> [The task] No images are to be carried over; print all other material exactly as it stands.

> [Given records]
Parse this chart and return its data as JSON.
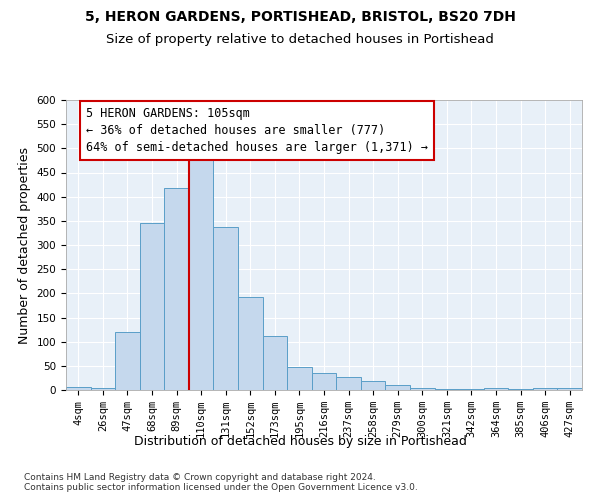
{
  "title1": "5, HERON GARDENS, PORTISHEAD, BRISTOL, BS20 7DH",
  "title2": "Size of property relative to detached houses in Portishead",
  "xlabel": "Distribution of detached houses by size in Portishead",
  "ylabel": "Number of detached properties",
  "footnote1": "Contains HM Land Registry data © Crown copyright and database right 2024.",
  "footnote2": "Contains public sector information licensed under the Open Government Licence v3.0.",
  "bar_labels": [
    "4sqm",
    "26sqm",
    "47sqm",
    "68sqm",
    "89sqm",
    "110sqm",
    "131sqm",
    "152sqm",
    "173sqm",
    "195sqm",
    "216sqm",
    "237sqm",
    "258sqm",
    "279sqm",
    "300sqm",
    "321sqm",
    "342sqm",
    "364sqm",
    "385sqm",
    "406sqm",
    "427sqm"
  ],
  "bar_values": [
    6,
    5,
    120,
    345,
    418,
    488,
    338,
    192,
    111,
    48,
    36,
    26,
    19,
    10,
    5,
    3,
    3,
    5,
    3,
    5,
    4
  ],
  "bar_color": "#c5d8ed",
  "bar_edge_color": "#5a9ec8",
  "vline_x": 4.5,
  "vline_color": "#cc0000",
  "annotation_text": "5 HERON GARDENS: 105sqm\n← 36% of detached houses are smaller (777)\n64% of semi-detached houses are larger (1,371) →",
  "annotation_box_color": "#ffffff",
  "annotation_box_edge": "#cc0000",
  "ylim": [
    0,
    600
  ],
  "yticks": [
    0,
    50,
    100,
    150,
    200,
    250,
    300,
    350,
    400,
    450,
    500,
    550,
    600
  ],
  "plot_bg_color": "#e8f0f8",
  "title1_fontsize": 10,
  "title2_fontsize": 9.5,
  "xlabel_fontsize": 9,
  "ylabel_fontsize": 9,
  "tick_fontsize": 7.5,
  "annotation_fontsize": 8.5,
  "footnote_fontsize": 6.5
}
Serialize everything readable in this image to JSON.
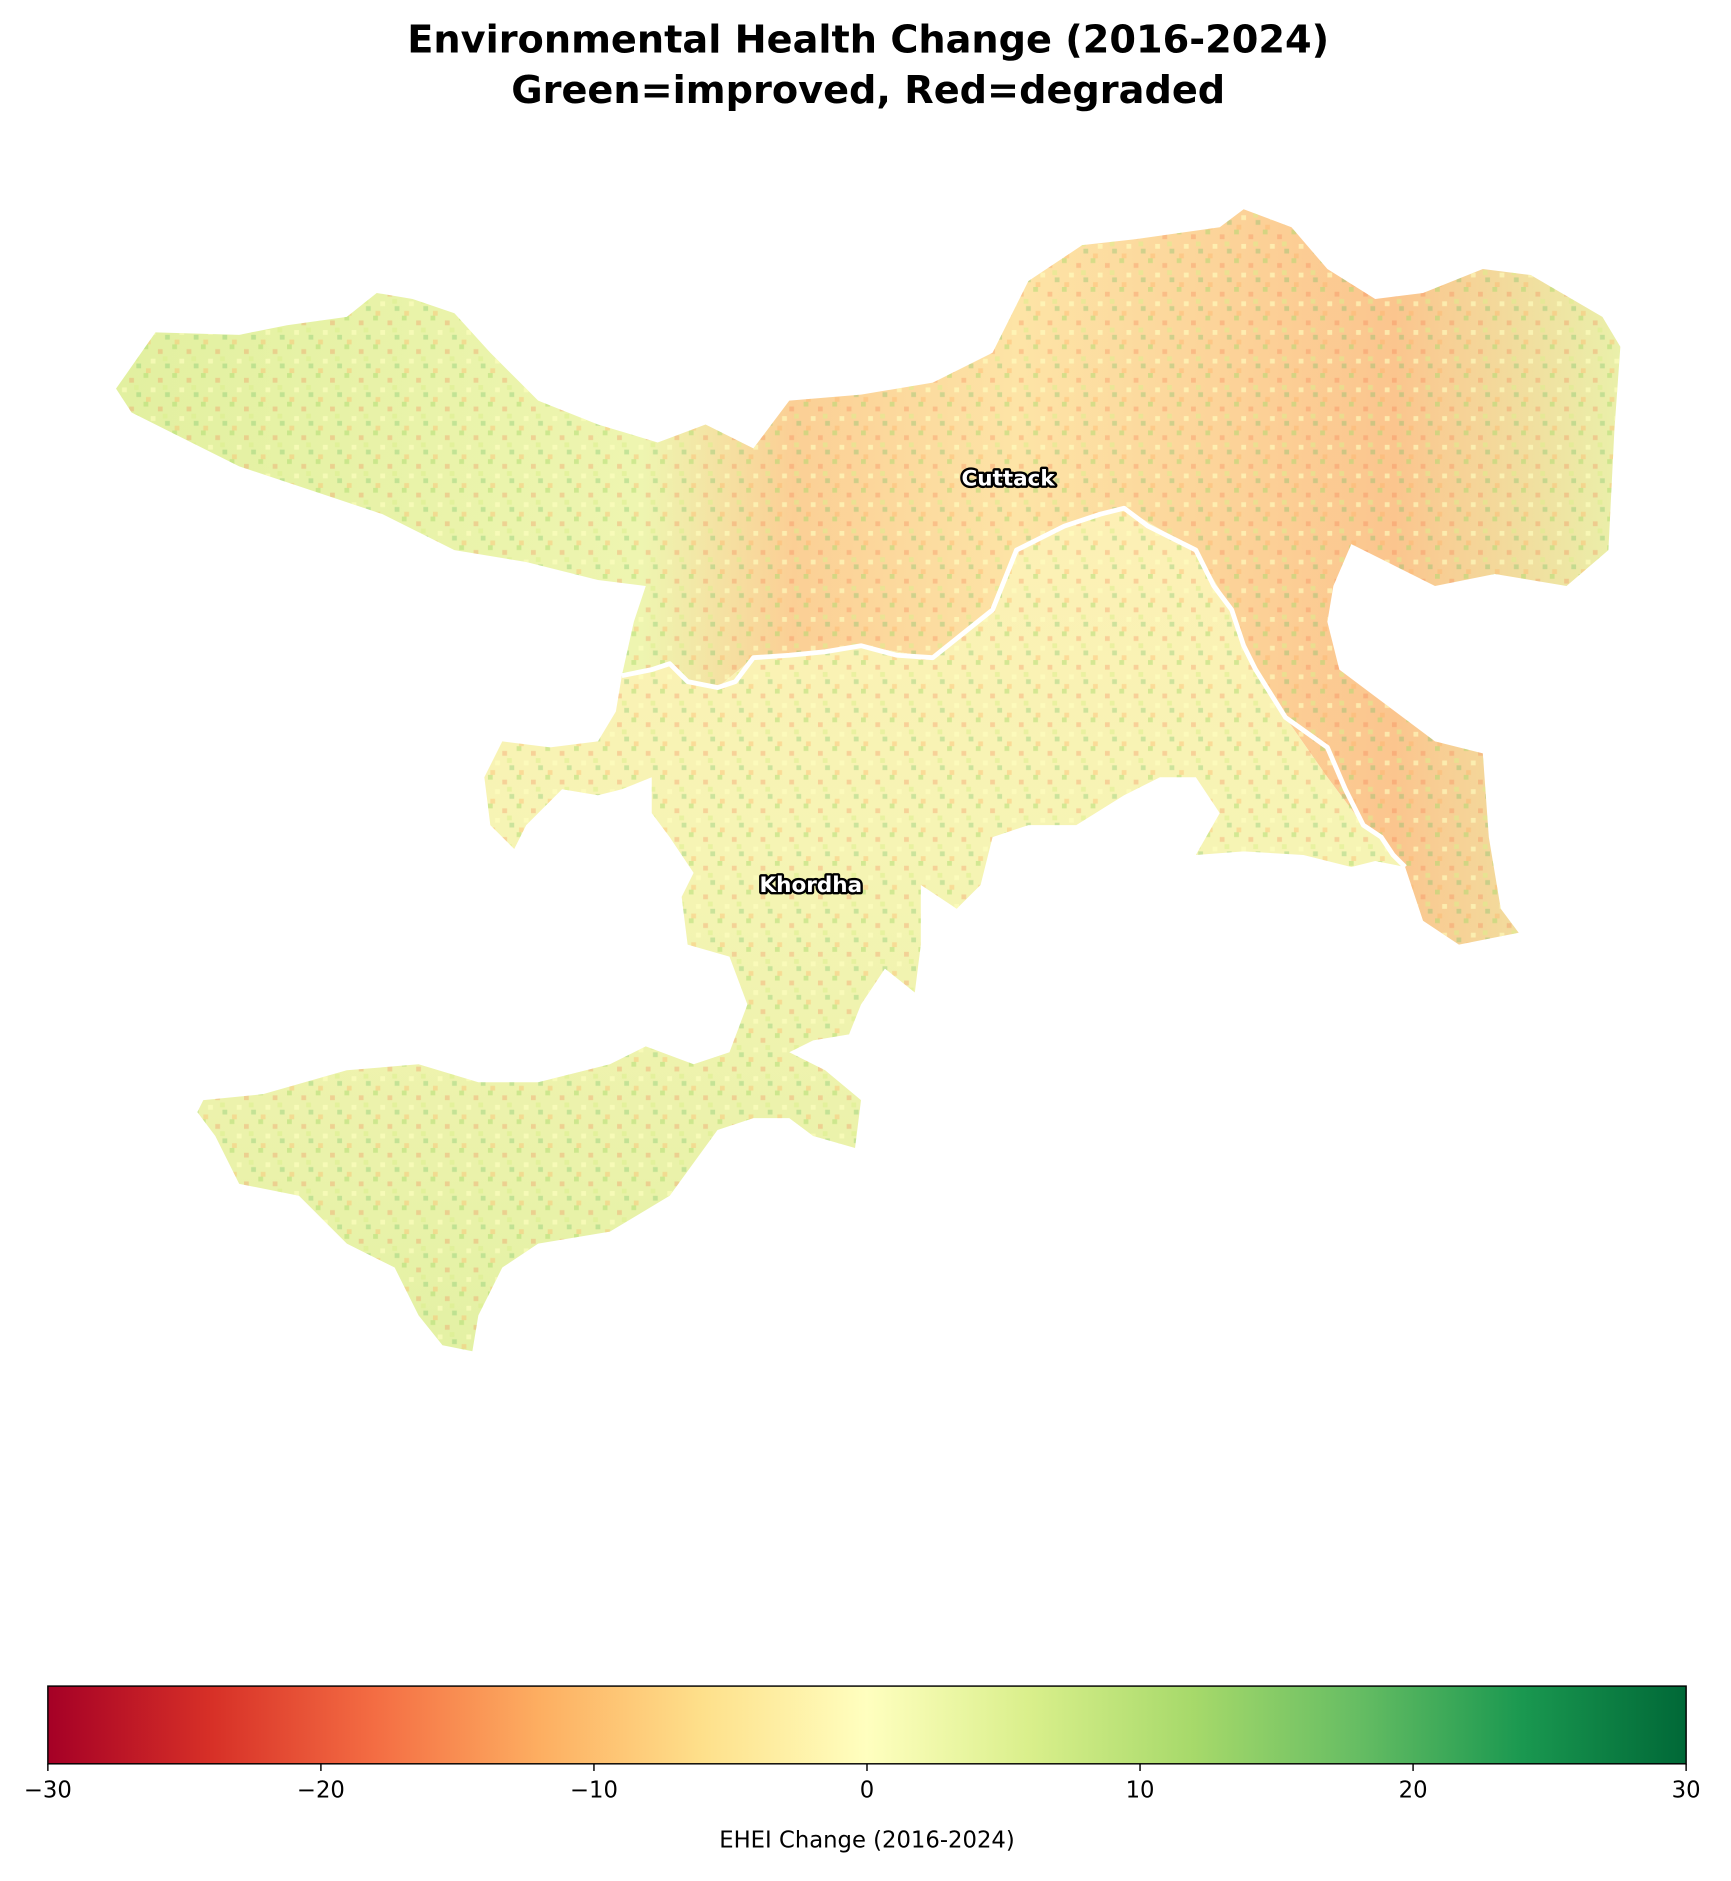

> [Output of the task]
Parse this chart and return its data as JSON.
{
  "title1": "5, HERON GARDENS, PORTISHEAD, BRISTOL, BS20 7DH",
  "title2": "Size of property relative to detached houses in Portishead",
  "xlabel": "Distribution of detached houses by size in Portishead",
  "ylabel": "Number of detached properties",
  "footnote1": "Contains HM Land Registry data © Crown copyright and database right 2024.",
  "footnote2": "Contains public sector information licensed under the Open Government Licence v3.0.",
  "bar_labels": [
    "4sqm",
    "26sqm",
    "47sqm",
    "68sqm",
    "89sqm",
    "110sqm",
    "131sqm",
    "152sqm",
    "173sqm",
    "195sqm",
    "216sqm",
    "237sqm",
    "258sqm",
    "279sqm",
    "300sqm",
    "321sqm",
    "342sqm",
    "364sqm",
    "385sqm",
    "406sqm",
    "427sqm"
  ],
  "bar_values": [
    6,
    5,
    120,
    345,
    418,
    488,
    338,
    192,
    111,
    48,
    36,
    26,
    19,
    10,
    5,
    3,
    3,
    5,
    3,
    5,
    4
  ],
  "bar_color": "#c5d8ed",
  "bar_edge_color": "#5a9ec8",
  "vline_x": 4.5,
  "vline_color": "#cc0000",
  "annotation_text": "5 HERON GARDENS: 105sqm\n← 36% of detached houses are smaller (777)\n64% of semi-detached houses are larger (1,371) →",
  "annotation_box_color": "#ffffff",
  "annotation_box_edge": "#cc0000",
  "ylim": [
    0,
    600
  ],
  "yticks": [
    0,
    50,
    100,
    150,
    200,
    250,
    300,
    350,
    400,
    450,
    500,
    550,
    600
  ],
  "plot_bg_color": "#e8f0f8",
  "title1_fontsize": 10,
  "title2_fontsize": 9.5,
  "xlabel_fontsize": 9,
  "ylabel_fontsize": 9,
  "tick_fontsize": 7.5,
  "annotation_fontsize": 8.5,
  "footnote_fontsize": 6.5
}
Serialize everything readable in this image to JSON.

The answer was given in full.